Instructions for the task:
Print all records exactly, leaving nothing out.

____ Given entries

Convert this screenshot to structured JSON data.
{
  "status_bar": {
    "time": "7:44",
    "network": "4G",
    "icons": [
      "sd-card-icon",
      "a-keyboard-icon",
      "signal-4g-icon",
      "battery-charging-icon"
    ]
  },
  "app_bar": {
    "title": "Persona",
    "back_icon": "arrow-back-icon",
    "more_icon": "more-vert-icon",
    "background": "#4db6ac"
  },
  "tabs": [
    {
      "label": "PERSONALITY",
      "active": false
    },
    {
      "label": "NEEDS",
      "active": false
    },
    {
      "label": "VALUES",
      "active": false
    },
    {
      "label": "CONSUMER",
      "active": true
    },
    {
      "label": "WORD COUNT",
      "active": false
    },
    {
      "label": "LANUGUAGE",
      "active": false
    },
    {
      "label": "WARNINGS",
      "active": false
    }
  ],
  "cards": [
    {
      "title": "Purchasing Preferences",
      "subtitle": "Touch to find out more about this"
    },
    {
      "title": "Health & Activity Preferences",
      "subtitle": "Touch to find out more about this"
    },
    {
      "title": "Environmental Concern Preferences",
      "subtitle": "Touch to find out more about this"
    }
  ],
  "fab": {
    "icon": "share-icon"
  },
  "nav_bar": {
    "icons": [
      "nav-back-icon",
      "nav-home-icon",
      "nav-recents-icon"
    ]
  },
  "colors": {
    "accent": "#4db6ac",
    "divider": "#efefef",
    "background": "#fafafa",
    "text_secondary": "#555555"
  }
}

________

Solution for this problem:
Convert this screenshot to structured JSON data.
{
  "status_bar": {
    "time": "7:44",
    "network": "4G",
    "icons": [
      "sd-card-icon",
      "a-keyboard-icon",
      "signal-4g-icon",
      "battery-charging-icon"
    ]
  },
  "app_bar": {
    "title": "Persona",
    "back_icon": "arrow-back-icon",
    "more_icon": "more-vert-icon",
    "background": "#4db6ac"
  },
  "tabs": [
    {
      "label": "PERSONALITY",
      "active": false
    },
    {
      "label": "NEEDS",
      "active": false
    },
    {
      "label": "VALUES",
      "active": false
    },
    {
      "label": "CONSUMER",
      "active": true
    },
    {
      "label": "WORD COUNT",
      "active": false
    },
    {
      "label": "LANUGUAGE",
      "active": false
    },
    {
      "label": "WARNINGS",
      "active": false
    }
  ],
  "cards": [
    {
      "title": "Purchasing Preferences",
      "subtitle": "Touch to find out more about this"
    },
    {
      "title": "Health & Activity Preferences",
      "subtitle": "Touch to find out more about this"
    },
    {
      "title": "Environmental Concern Preferences",
      "subtitle": "Touch to find out more about this"
    }
  ],
  "fab": {
    "icon": "share-icon"
  },
  "nav_bar": {
    "icons": [
      "nav-back-icon",
      "nav-home-icon",
      "nav-recents-icon"
    ]
  },
  "colors": {
    "accent": "#4db6ac",
    "divider": "#efefef",
    "background": "#fafafa",
    "text_secondary": "#555555"
  }
}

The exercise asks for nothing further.